### EXERCISE PROMPT
Reproduce the following material exactly, including every line.

### DATA IN THIS EXERCISE
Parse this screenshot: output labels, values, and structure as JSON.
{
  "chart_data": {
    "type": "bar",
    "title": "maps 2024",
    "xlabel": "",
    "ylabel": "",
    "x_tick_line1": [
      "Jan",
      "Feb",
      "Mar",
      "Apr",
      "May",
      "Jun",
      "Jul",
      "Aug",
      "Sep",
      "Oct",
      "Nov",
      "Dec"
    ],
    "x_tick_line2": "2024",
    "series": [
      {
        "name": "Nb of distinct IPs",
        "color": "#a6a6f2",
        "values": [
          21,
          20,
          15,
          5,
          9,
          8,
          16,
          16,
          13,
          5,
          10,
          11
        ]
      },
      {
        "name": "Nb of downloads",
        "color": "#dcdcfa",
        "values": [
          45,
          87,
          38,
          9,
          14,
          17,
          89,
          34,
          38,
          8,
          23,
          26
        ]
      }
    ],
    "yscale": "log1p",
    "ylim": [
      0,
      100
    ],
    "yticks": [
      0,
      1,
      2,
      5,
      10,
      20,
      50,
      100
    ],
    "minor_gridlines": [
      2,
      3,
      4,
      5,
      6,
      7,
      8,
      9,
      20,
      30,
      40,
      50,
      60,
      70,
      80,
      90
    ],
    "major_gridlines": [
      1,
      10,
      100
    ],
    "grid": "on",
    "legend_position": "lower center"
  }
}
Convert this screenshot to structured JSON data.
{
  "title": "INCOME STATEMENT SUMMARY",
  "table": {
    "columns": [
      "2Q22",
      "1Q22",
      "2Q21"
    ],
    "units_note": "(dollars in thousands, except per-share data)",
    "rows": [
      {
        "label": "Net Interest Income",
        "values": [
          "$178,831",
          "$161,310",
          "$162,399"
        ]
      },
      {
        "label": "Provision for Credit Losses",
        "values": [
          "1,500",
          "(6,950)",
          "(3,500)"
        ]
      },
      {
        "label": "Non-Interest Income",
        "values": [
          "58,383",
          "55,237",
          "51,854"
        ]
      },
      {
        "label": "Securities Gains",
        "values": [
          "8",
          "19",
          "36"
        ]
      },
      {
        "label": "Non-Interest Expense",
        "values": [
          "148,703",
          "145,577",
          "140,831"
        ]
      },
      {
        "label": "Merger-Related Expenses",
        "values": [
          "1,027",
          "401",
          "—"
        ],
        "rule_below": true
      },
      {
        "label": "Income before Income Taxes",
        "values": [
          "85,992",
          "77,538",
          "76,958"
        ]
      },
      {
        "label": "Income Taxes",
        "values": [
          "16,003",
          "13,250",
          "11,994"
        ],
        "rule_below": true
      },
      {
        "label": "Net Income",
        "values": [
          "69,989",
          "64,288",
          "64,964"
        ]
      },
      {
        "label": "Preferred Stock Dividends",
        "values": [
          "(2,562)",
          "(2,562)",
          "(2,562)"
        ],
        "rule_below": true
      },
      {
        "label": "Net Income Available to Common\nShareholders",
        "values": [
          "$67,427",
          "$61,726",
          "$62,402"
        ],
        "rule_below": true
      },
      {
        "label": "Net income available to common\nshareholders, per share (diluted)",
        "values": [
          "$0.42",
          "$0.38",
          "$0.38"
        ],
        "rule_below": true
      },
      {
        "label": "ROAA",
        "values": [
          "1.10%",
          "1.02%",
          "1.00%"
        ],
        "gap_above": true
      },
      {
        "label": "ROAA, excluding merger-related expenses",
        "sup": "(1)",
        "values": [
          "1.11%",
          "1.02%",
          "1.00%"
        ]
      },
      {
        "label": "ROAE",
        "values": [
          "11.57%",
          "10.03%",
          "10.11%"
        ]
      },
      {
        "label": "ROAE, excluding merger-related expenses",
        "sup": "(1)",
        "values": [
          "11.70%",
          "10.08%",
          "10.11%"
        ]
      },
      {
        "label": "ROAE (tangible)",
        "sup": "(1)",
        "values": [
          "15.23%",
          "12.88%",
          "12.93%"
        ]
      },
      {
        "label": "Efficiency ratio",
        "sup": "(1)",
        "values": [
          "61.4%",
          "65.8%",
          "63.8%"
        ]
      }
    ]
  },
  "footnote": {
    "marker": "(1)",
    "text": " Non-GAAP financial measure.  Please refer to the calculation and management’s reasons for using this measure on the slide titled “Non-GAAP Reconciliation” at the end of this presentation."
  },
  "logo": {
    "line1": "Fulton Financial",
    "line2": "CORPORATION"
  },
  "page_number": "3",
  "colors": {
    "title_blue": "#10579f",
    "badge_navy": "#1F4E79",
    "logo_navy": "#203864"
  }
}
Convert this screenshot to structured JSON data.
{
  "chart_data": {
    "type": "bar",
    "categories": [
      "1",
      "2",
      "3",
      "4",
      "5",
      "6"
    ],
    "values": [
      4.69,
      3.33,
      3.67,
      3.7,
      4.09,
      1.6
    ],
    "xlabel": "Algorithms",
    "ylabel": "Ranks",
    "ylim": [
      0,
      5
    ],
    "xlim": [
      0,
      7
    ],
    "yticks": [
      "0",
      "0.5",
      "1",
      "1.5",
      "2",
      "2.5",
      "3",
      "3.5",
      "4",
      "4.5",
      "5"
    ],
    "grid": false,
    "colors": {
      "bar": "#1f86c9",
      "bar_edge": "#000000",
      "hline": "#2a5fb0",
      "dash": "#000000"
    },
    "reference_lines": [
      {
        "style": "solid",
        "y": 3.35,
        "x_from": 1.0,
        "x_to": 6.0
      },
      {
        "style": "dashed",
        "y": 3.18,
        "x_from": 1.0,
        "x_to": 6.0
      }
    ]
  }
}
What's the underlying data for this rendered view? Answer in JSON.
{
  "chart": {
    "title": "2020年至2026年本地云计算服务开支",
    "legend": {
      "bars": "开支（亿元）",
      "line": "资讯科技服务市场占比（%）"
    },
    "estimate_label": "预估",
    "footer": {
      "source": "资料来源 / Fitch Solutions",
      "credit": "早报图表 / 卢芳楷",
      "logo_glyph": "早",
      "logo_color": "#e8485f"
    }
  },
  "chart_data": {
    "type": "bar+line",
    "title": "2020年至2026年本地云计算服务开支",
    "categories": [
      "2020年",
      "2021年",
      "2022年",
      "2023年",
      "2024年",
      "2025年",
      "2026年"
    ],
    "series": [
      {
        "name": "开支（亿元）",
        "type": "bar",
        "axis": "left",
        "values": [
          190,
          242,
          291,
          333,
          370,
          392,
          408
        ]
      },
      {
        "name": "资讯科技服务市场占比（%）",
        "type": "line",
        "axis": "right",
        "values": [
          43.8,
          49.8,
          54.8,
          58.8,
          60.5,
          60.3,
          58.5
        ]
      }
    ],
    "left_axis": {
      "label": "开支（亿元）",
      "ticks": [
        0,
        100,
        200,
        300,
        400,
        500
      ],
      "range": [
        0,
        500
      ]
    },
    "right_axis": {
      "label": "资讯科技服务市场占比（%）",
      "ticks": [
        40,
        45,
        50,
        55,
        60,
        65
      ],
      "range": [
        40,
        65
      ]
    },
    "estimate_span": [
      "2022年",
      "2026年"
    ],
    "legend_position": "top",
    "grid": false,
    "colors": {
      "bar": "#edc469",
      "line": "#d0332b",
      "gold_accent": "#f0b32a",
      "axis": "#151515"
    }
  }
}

### FINISHED ANSWER
Parse this screenshot: output labels, values, and structure as JSON.
{
  "chart_data": {
    "type": "bar",
    "title": "maps 2024",
    "xlabel": "",
    "ylabel": "",
    "x_tick_line1": [
      "Jan",
      "Feb",
      "Mar",
      "Apr",
      "May",
      "Jun",
      "Jul",
      "Aug",
      "Sep",
      "Oct",
      "Nov",
      "Dec"
    ],
    "x_tick_line2": "2024",
    "series": [
      {
        "name": "Nb of distinct IPs",
        "color": "#a6a6f2",
        "values": [
          21,
          20,
          15,
          5,
          9,
          8,
          16,
          16,
          13,
          5,
          10,
          11
        ]
      },
      {
        "name": "Nb of downloads",
        "color": "#dcdcfa",
        "values": [
          45,
          87,
          38,
          9,
          14,
          17,
          89,
          34,
          38,
          8,
          23,
          26
        ]
      }
    ],
    "yscale": "log1p",
    "ylim": [
      0,
      100
    ],
    "yticks": [
      0,
      1,
      2,
      5,
      10,
      20,
      50,
      100
    ],
    "minor_gridlines": [
      2,
      3,
      4,
      5,
      6,
      7,
      8,
      9,
      20,
      30,
      40,
      50,
      60,
      70,
      80,
      90
    ],
    "major_gridlines": [
      1,
      10,
      100
    ],
    "grid": "on",
    "legend_position": "lower center"
  }
}
Convert this screenshot to structured JSON data.
{
  "title": "INCOME STATEMENT SUMMARY",
  "table": {
    "columns": [
      "2Q22",
      "1Q22",
      "2Q21"
    ],
    "units_note": "(dollars in thousands, except per-share data)",
    "rows": [
      {
        "label": "Net Interest Income",
        "values": [
          "$178,831",
          "$161,310",
          "$162,399"
        ]
      },
      {
        "label": "Provision for Credit Losses",
        "values": [
          "1,500",
          "(6,950)",
          "(3,500)"
        ]
      },
      {
        "label": "Non-Interest Income",
        "values": [
          "58,383",
          "55,237",
          "51,854"
        ]
      },
      {
        "label": "Securities Gains",
        "values": [
          "8",
          "19",
          "36"
        ]
      },
      {
        "label": "Non-Interest Expense",
        "values": [
          "148,703",
          "145,577",
          "140,831"
        ]
      },
      {
        "label": "Merger-Related Expenses",
        "values": [
          "1,027",
          "401",
          "—"
        ],
        "rule_below": true
      },
      {
        "label": "Income before Income Taxes",
        "values": [
          "85,992",
          "77,538",
          "76,958"
        ]
      },
      {
        "label": "Income Taxes",
        "values": [
          "16,003",
          "13,250",
          "11,994"
        ],
        "rule_below": true
      },
      {
        "label": "Net Income",
        "values": [
          "69,989",
          "64,288",
          "64,964"
        ]
      },
      {
        "label": "Preferred Stock Dividends",
        "values": [
          "(2,562)",
          "(2,562)",
          "(2,562)"
        ],
        "rule_below": true
      },
      {
        "label": "Net Income Available to Common\nShareholders",
        "values": [
          "$67,427",
          "$61,726",
          "$62,402"
        ],
        "rule_below": true
      },
      {
        "label": "Net income available to common\nshareholders, per share (diluted)",
        "values": [
          "$0.42",
          "$0.38",
          "$0.38"
        ],
        "rule_below": true
      },
      {
        "label": "ROAA",
        "values": [
          "1.10%",
          "1.02%",
          "1.00%"
        ],
        "gap_above": true
      },
      {
        "label": "ROAA, excluding merger-related expenses",
        "sup": "(1)",
        "values": [
          "1.11%",
          "1.02%",
          "1.00%"
        ]
      },
      {
        "label": "ROAE",
        "values": [
          "11.57%",
          "10.03%",
          "10.11%"
        ]
      },
      {
        "label": "ROAE, excluding merger-related expenses",
        "sup": "(1)",
        "values": [
          "11.70%",
          "10.08%",
          "10.11%"
        ]
      },
      {
        "label": "ROAE (tangible)",
        "sup": "(1)",
        "values": [
          "15.23%",
          "12.88%",
          "12.93%"
        ]
      },
      {
        "label": "Efficiency ratio",
        "sup": "(1)",
        "values": [
          "61.4%",
          "65.8%",
          "63.8%"
        ]
      }
    ]
  },
  "footnote": {
    "marker": "(1)",
    "text": " Non-GAAP financial measure.  Please refer to the calculation and management’s reasons for using this measure on the slide titled “Non-GAAP Reconciliation” at the end of this presentation."
  },
  "logo": {
    "line1": "Fulton Financial",
    "line2": "CORPORATION"
  },
  "page_number": "3",
  "colors": {
    "title_blue": "#10579f",
    "badge_navy": "#1F4E79",
    "logo_navy": "#203864"
  }
}
Convert this screenshot to structured JSON data.
{
  "chart_data": {
    "type": "bar",
    "categories": [
      "1",
      "2",
      "3",
      "4",
      "5",
      "6"
    ],
    "values": [
      4.69,
      3.33,
      3.67,
      3.7,
      4.09,
      1.6
    ],
    "xlabel": "Algorithms",
    "ylabel": "Ranks",
    "ylim": [
      0,
      5
    ],
    "xlim": [
      0,
      7
    ],
    "yticks": [
      "0",
      "0.5",
      "1",
      "1.5",
      "2",
      "2.5",
      "3",
      "3.5",
      "4",
      "4.5",
      "5"
    ],
    "grid": false,
    "colors": {
      "bar": "#1f86c9",
      "bar_edge": "#000000",
      "hline": "#2a5fb0",
      "dash": "#000000"
    },
    "reference_lines": [
      {
        "style": "solid",
        "y": 3.35,
        "x_from": 1.0,
        "x_to": 6.0
      },
      {
        "style": "dashed",
        "y": 3.18,
        "x_from": 1.0,
        "x_to": 6.0
      }
    ]
  }
}
What's the underlying data for this rendered view? Answer in JSON.
{
  "chart": {
    "title": "2020年至2026年本地云计算服务开支",
    "legend": {
      "bars": "开支（亿元）",
      "line": "资讯科技服务市场占比（%）"
    },
    "estimate_label": "预估",
    "footer": {
      "source": "资料来源 / Fitch Solutions",
      "credit": "早报图表 / 卢芳楷",
      "logo_glyph": "早",
      "logo_color": "#e8485f"
    }
  },
  "chart_data": {
    "type": "bar+line",
    "title": "2020年至2026年本地云计算服务开支",
    "categories": [
      "2020年",
      "2021年",
      "2022年",
      "2023年",
      "2024年",
      "2025年",
      "2026年"
    ],
    "series": [
      {
        "name": "开支（亿元）",
        "type": "bar",
        "axis": "left",
        "values": [
          190,
          242,
          291,
          333,
          370,
          392,
          408
        ]
      },
      {
        "name": "资讯科技服务市场占比（%）",
        "type": "line",
        "axis": "right",
        "values": [
          43.8,
          49.8,
          54.8,
          58.8,
          60.5,
          60.3,
          58.5
        ]
      }
    ],
    "left_axis": {
      "label": "开支（亿元）",
      "ticks": [
        0,
        100,
        200,
        300,
        400,
        500
      ],
      "range": [
        0,
        500
      ]
    },
    "right_axis": {
      "label": "资讯科技服务市场占比（%）",
      "ticks": [
        40,
        45,
        50,
        55,
        60,
        65
      ],
      "range": [
        40,
        65
      ]
    },
    "estimate_span": [
      "2022年",
      "2026年"
    ],
    "legend_position": "top",
    "grid": false,
    "colors": {
      "bar": "#edc469",
      "line": "#d0332b",
      "gold_accent": "#f0b32a",
      "axis": "#151515"
    }
  }
}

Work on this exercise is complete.